## START Data records

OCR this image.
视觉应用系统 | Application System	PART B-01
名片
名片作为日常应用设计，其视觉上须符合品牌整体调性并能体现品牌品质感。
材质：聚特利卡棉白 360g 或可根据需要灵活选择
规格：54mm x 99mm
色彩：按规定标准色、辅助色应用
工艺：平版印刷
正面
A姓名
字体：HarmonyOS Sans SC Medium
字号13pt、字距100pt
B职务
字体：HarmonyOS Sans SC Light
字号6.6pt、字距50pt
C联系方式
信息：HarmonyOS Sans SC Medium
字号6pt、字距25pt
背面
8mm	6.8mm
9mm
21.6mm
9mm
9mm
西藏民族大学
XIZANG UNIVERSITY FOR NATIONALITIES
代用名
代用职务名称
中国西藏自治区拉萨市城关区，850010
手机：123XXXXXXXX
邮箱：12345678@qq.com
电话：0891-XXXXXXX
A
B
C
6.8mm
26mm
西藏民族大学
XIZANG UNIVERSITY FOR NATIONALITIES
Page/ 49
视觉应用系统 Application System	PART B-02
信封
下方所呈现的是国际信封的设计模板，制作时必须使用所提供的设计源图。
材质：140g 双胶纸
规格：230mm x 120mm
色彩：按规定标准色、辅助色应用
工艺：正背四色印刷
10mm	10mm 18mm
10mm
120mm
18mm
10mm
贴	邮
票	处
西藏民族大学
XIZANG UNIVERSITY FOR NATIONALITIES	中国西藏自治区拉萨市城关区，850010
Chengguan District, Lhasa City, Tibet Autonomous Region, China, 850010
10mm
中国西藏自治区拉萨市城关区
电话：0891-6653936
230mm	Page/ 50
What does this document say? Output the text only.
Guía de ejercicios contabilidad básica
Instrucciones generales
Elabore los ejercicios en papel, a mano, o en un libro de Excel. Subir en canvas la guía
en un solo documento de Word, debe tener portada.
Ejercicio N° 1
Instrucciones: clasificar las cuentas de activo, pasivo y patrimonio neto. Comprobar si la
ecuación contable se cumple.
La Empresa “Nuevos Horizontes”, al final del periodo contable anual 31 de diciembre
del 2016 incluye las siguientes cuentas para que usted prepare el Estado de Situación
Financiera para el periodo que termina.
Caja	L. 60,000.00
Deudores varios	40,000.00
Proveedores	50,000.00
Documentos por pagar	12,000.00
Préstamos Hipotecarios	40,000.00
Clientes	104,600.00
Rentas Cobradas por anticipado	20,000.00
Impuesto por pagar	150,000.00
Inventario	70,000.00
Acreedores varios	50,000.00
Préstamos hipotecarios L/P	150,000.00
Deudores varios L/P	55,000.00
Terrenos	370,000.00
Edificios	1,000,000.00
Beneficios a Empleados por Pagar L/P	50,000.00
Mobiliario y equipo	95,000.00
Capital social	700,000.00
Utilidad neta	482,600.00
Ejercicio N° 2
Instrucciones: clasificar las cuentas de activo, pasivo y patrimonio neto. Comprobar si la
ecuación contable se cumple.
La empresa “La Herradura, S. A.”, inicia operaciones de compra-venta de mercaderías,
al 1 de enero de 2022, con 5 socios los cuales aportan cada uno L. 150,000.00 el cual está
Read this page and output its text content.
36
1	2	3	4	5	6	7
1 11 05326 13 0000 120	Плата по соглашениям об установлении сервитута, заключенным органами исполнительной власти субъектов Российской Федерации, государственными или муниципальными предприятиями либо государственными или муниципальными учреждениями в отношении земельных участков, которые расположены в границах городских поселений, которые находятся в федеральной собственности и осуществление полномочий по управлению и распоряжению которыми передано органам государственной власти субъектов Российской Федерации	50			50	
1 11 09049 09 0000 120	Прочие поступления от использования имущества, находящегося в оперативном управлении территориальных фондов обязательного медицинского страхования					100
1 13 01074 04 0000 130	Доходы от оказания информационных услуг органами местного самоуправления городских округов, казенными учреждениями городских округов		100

## END Data records

▶ What you have to do
Extract all lines as given.

▶ In response
OCR this image.
视觉应用系统 | Application System	PART B-01
名片
名片作为日常应用设计，其视觉上须符合品牌整体调性并能体现品牌品质感。
材质：聚特利卡棉白 360g 或可根据需要灵活选择
规格：54mm x 99mm
色彩：按规定标准色、辅助色应用
工艺：平版印刷
正面
A姓名
字体：HarmonyOS Sans SC Medium
字号13pt、字距100pt
B职务
字体：HarmonyOS Sans SC Light
字号6.6pt、字距50pt
C联系方式
信息：HarmonyOS Sans SC Medium
字号6pt、字距25pt
背面
8mm	6.8mm
9mm
21.6mm
9mm
9mm
西藏民族大学
XIZANG UNIVERSITY FOR NATIONALITIES
代用名
代用职务名称
中国西藏自治区拉萨市城关区，850010
手机：123XXXXXXXX
邮箱：12345678@qq.com
电话：0891-XXXXXXX
A
B
C
6.8mm
26mm
西藏民族大学
XIZANG UNIVERSITY FOR NATIONALITIES
Page/ 49
视觉应用系统 Application System	PART B-02
信封
下方所呈现的是国际信封的设计模板，制作时必须使用所提供的设计源图。
材质：140g 双胶纸
规格：230mm x 120mm
色彩：按规定标准色、辅助色应用
工艺：正背四色印刷
10mm	10mm 18mm
10mm
120mm
18mm
10mm
贴	邮
票	处
西藏民族大学
XIZANG UNIVERSITY FOR NATIONALITIES	中国西藏自治区拉萨市城关区，850010
Chengguan District, Lhasa City, Tibet Autonomous Region, China, 850010
10mm
中国西藏自治区拉萨市城关区
电话：0891-6653936
230mm	Page/ 50
What does this document say? Output the text only.
Guía de ejercicios contabilidad básica
Instrucciones generales
Elabore los ejercicios en papel, a mano, o en un libro de Excel. Subir en canvas la guía
en un solo documento de Word, debe tener portada.
Ejercicio N° 1
Instrucciones: clasificar las cuentas de activo, pasivo y patrimonio neto. Comprobar si la
ecuación contable se cumple.
La Empresa “Nuevos Horizontes”, al final del periodo contable anual 31 de diciembre
del 2016 incluye las siguientes cuentas para que usted prepare el Estado de Situación
Financiera para el periodo que termina.
Caja	L. 60,000.00
Deudores varios	40,000.00
Proveedores	50,000.00
Documentos por pagar	12,000.00
Préstamos Hipotecarios	40,000.00
Clientes	104,600.00
Rentas Cobradas por anticipado	20,000.00
Impuesto por pagar	150,000.00
Inventario	70,000.00
Acreedores varios	50,000.00
Préstamos hipotecarios L/P	150,000.00
Deudores varios L/P	55,000.00
Terrenos	370,000.00
Edificios	1,000,000.00
Beneficios a Empleados por Pagar L/P	50,000.00
Mobiliario y equipo	95,000.00
Capital social	700,000.00
Utilidad neta	482,600.00
Ejercicio N° 2
Instrucciones: clasificar las cuentas de activo, pasivo y patrimonio neto. Comprobar si la
ecuación contable se cumple.
La empresa “La Herradura, S. A.”, inicia operaciones de compra-venta de mercaderías,
al 1 de enero de 2022, con 5 socios los cuales aportan cada uno L. 150,000.00 el cual está
Read this page and output its text content.
36
1	2	3	4	5	6	7
1 11 05326 13 0000 120	Плата по соглашениям об установлении сервитута, заключенным органами исполнительной власти субъектов Российской Федерации, государственными или муниципальными предприятиями либо государственными или муниципальными учреждениями в отношении земельных участков, которые расположены в границах городских поселений, которые находятся в федеральной собственности и осуществление полномочий по управлению и распоряжению которыми передано органам государственной власти субъектов Российской Федерации	50			50	
1 11 09049 09 0000 120	Прочие поступления от использования имущества, находящегося в оперативном управлении территориальных фондов обязательного медицинского страхования					100
1 13 01074 04 0000 130	Доходы от оказания информационных услуг органами местного самоуправления городских округов, казенными учреждениями городских округов		100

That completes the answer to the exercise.